»»

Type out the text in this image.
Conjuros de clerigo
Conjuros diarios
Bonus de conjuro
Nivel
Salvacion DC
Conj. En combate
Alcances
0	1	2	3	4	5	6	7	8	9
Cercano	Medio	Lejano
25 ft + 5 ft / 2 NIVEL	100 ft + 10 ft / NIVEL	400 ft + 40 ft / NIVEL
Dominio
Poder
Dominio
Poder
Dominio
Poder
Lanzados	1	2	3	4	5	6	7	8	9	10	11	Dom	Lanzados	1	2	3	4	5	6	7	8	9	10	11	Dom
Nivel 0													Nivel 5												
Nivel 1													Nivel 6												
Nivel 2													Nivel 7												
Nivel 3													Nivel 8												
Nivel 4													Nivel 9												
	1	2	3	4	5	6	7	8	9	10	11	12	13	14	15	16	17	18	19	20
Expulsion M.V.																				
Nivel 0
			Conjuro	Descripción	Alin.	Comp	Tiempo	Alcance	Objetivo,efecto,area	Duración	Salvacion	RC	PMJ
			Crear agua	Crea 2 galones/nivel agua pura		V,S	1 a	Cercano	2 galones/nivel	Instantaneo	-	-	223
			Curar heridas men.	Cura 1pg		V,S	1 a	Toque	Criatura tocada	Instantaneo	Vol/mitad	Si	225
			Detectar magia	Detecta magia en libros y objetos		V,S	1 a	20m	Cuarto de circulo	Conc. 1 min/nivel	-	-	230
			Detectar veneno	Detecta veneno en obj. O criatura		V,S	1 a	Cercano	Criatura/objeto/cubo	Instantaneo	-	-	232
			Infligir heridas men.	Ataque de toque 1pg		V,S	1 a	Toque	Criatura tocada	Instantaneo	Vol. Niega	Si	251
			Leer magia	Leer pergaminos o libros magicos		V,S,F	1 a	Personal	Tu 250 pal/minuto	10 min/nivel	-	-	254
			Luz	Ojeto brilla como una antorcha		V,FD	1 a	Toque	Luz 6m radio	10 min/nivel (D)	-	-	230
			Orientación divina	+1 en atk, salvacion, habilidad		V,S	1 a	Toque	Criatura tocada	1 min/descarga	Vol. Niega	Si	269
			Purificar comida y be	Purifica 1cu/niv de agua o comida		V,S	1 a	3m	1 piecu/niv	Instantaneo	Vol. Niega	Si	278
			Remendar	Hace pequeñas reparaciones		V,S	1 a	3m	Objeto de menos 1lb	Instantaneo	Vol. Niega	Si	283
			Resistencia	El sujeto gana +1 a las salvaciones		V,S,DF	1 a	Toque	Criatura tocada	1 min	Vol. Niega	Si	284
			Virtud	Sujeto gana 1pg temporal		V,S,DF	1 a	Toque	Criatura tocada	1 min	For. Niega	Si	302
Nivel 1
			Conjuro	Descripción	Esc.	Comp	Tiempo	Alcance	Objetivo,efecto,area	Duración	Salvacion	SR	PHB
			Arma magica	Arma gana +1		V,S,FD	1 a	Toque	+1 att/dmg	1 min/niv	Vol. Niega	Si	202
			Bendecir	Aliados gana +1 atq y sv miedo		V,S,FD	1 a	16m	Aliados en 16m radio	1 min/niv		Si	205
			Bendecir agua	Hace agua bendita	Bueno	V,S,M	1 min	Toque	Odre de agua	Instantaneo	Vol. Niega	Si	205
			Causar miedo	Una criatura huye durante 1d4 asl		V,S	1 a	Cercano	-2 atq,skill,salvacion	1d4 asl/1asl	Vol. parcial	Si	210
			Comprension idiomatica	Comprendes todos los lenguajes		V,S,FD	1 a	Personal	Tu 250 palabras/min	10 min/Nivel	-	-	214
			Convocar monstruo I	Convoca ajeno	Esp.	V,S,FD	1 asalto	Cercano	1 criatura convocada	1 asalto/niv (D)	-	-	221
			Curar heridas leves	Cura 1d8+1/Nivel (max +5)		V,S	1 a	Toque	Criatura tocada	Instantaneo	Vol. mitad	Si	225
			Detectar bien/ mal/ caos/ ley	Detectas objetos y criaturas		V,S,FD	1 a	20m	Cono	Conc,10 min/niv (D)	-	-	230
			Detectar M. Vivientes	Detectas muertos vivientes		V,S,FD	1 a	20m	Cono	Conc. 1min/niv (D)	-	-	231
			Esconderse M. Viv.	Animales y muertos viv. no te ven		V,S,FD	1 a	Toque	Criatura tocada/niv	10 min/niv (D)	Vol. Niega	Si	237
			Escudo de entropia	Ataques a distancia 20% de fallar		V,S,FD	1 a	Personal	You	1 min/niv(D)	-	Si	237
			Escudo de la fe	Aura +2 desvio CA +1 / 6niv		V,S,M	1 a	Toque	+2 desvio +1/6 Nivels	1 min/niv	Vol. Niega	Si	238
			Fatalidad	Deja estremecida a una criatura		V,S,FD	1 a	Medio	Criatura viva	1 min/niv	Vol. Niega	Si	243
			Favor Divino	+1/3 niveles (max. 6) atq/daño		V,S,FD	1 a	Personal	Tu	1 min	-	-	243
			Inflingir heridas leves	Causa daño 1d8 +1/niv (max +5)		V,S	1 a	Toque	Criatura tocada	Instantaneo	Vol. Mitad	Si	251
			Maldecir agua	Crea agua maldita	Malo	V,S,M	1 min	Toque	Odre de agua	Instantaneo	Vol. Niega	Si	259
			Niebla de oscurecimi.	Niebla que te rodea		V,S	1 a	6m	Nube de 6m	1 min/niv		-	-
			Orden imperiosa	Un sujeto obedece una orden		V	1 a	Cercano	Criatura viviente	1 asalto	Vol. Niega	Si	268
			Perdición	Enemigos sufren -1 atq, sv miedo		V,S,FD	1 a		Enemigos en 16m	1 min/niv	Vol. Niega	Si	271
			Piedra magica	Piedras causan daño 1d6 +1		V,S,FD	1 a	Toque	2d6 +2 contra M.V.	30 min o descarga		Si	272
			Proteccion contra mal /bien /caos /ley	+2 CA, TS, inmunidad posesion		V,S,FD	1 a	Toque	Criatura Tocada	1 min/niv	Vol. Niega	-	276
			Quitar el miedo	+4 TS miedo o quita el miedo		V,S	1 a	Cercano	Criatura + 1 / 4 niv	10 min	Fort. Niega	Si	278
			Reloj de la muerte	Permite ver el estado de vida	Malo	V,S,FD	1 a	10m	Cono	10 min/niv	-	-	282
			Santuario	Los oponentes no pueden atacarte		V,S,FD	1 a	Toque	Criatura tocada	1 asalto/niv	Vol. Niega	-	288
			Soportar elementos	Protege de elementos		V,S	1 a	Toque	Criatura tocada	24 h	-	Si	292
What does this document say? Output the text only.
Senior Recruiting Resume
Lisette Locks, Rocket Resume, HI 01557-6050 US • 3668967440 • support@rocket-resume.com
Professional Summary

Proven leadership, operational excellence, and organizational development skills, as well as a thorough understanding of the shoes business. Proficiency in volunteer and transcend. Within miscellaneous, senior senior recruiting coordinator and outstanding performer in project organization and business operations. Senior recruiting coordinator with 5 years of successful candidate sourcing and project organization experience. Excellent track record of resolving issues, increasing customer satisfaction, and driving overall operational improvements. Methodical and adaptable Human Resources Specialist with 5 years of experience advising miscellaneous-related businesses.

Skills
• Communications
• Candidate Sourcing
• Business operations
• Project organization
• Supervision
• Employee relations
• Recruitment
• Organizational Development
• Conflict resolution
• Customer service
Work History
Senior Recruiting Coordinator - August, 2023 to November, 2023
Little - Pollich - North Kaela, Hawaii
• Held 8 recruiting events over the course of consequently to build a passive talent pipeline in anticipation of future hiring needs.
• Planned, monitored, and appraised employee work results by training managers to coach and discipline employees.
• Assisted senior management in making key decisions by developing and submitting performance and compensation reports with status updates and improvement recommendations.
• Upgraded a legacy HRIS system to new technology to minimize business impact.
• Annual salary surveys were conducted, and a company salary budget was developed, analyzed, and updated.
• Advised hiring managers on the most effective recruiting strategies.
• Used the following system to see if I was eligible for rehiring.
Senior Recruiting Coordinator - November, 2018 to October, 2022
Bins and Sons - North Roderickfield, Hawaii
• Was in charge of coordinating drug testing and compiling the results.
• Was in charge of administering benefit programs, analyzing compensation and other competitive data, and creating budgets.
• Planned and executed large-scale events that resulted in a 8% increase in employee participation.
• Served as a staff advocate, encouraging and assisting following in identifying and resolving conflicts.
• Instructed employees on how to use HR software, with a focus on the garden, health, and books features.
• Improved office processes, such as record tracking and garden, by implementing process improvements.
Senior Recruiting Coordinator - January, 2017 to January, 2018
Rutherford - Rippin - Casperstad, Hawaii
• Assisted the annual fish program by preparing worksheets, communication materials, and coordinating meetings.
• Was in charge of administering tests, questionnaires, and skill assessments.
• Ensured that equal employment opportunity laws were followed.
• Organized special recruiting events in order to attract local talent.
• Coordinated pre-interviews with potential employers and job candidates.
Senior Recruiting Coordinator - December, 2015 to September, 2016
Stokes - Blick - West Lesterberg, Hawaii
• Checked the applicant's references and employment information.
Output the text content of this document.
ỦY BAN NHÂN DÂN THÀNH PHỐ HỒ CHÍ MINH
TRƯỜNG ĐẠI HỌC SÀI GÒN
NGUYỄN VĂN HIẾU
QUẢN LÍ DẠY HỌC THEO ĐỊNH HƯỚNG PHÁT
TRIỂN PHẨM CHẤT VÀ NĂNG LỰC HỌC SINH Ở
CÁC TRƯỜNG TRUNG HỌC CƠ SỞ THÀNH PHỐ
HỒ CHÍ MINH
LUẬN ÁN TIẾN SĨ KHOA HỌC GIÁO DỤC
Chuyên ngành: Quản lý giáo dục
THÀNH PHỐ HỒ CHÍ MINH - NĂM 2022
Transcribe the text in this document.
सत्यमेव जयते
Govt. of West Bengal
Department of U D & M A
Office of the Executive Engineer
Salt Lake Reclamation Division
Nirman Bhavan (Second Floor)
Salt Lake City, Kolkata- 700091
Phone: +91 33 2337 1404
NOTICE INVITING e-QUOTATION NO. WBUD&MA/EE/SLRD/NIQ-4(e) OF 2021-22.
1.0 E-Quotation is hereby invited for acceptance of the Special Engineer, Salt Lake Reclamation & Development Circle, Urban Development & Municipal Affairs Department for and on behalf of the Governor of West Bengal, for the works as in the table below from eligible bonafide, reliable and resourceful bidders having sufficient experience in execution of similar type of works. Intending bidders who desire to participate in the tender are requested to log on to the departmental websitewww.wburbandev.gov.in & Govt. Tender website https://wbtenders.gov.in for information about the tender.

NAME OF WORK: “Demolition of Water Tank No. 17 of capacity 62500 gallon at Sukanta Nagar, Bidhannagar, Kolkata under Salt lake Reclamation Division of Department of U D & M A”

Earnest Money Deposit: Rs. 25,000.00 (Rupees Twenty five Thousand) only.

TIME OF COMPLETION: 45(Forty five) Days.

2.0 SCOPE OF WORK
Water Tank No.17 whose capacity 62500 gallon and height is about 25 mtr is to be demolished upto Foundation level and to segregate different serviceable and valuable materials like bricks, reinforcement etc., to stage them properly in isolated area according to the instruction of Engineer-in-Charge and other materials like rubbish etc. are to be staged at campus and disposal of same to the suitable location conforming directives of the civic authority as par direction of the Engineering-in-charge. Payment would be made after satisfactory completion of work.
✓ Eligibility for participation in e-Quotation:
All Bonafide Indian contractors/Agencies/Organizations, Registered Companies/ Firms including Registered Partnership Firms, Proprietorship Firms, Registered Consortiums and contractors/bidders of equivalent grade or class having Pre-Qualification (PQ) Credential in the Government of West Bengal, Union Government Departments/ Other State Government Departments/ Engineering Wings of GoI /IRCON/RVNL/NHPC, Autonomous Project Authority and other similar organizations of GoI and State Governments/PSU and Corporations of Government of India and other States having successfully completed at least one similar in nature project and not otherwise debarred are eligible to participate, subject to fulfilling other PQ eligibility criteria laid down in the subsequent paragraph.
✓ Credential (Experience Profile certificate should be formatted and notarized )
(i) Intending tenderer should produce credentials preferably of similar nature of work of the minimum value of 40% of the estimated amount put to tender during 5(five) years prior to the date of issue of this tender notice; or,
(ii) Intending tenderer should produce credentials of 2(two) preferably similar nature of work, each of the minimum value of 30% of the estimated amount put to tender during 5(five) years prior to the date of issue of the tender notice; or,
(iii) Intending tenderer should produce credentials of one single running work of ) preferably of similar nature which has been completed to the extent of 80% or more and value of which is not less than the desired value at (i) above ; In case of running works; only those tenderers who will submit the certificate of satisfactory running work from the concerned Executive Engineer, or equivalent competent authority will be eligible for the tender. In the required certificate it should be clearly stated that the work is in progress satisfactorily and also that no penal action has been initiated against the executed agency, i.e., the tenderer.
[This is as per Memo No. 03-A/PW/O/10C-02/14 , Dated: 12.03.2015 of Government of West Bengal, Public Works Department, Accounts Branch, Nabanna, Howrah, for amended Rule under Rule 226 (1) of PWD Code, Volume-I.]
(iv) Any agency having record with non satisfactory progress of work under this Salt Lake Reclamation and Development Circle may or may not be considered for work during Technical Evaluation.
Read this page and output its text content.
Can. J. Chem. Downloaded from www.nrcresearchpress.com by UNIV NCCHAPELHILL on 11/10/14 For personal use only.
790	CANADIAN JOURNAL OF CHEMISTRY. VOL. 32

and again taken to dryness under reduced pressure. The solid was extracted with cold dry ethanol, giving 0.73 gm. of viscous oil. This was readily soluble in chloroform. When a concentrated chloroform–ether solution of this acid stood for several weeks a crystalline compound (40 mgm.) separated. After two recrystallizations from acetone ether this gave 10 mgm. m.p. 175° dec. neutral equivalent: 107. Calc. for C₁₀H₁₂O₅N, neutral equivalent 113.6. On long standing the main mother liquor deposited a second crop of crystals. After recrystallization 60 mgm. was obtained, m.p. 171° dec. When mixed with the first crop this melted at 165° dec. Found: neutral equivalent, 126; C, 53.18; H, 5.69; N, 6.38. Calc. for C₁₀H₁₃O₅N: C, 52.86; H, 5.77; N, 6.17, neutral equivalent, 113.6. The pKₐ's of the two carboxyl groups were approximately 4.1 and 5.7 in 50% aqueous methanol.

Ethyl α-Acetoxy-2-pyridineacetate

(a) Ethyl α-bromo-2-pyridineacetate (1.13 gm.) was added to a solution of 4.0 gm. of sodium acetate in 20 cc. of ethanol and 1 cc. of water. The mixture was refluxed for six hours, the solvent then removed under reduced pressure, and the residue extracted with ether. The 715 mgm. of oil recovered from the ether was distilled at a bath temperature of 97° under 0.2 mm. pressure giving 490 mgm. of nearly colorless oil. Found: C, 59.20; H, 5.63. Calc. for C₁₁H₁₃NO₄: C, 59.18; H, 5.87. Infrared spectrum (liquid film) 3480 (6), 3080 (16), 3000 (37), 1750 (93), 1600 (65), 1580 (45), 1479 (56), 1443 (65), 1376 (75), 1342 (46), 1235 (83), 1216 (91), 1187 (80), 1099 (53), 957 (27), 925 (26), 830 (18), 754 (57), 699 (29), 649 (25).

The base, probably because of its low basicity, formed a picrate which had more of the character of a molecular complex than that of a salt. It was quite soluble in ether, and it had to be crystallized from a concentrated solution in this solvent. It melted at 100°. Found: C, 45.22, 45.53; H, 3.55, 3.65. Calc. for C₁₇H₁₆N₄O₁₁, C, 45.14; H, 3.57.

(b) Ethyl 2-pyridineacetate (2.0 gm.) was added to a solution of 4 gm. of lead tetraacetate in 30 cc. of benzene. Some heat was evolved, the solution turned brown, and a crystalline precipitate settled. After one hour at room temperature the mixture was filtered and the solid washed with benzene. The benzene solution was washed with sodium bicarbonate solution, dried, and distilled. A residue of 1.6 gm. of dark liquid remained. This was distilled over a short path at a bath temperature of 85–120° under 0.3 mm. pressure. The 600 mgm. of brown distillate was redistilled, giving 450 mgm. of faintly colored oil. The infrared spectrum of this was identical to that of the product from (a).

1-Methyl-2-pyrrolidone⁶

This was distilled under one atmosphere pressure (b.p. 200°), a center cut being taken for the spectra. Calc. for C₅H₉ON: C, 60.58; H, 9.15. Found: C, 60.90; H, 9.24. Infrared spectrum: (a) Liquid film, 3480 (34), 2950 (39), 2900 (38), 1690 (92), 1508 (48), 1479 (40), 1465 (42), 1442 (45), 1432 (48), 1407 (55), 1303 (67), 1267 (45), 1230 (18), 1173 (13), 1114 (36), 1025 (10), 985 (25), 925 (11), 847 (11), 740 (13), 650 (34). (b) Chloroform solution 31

««

Exercise details -
From the listing above, pick out every line containing "events".

Written response -
• Held 8 recruiting events over the course of consequently to build a passive talent pipeline in anticipation of future hiring needs.
• Planned and executed large-scale events that resulted in a 8% increase in employee participation.
• Organized special recruiting events in order to attract local talent.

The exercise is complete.